_WHAT IS ASKED:_ Output every line of the data exactly as it appears.

Figure collection entries

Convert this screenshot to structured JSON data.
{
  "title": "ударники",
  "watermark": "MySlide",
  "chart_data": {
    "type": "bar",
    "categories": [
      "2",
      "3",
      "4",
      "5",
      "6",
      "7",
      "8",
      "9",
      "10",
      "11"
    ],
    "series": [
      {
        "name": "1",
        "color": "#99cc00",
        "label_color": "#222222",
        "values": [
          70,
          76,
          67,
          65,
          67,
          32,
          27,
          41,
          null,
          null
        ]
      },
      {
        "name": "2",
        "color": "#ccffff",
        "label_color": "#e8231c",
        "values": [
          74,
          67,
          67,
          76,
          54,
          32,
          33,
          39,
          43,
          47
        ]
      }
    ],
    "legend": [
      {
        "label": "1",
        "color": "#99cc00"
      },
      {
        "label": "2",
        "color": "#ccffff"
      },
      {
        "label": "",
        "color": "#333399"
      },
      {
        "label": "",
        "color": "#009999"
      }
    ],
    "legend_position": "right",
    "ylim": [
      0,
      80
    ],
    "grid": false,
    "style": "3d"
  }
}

_COMPLETED EXERCISE:_
Convert this screenshot to structured JSON data.
{
  "title": "ударники",
  "watermark": "MySlide",
  "chart_data": {
    "type": "bar",
    "categories": [
      "2",
      "3",
      "4",
      "5",
      "6",
      "7",
      "8",
      "9",
      "10",
      "11"
    ],
    "series": [
      {
        "name": "1",
        "color": "#99cc00",
        "label_color": "#222222",
        "values": [
          70,
          76,
          67,
          65,
          67,
          32,
          27,
          41,
          null,
          null
        ]
      },
      {
        "name": "2",
        "color": "#ccffff",
        "label_color": "#e8231c",
        "values": [
          74,
          67,
          67,
          76,
          54,
          32,
          33,
          39,
          43,
          47
        ]
      }
    ],
    "legend": [
      {
        "label": "1",
        "color": "#99cc00"
      },
      {
        "label": "2",
        "color": "#ccffff"
      },
      {
        "label": "",
        "color": "#333399"
      },
      {
        "label": "",
        "color": "#009999"
      }
    ],
    "legend_position": "right",
    "ylim": [
      0,
      80
    ],
    "grid": false,
    "style": "3d"
  }
}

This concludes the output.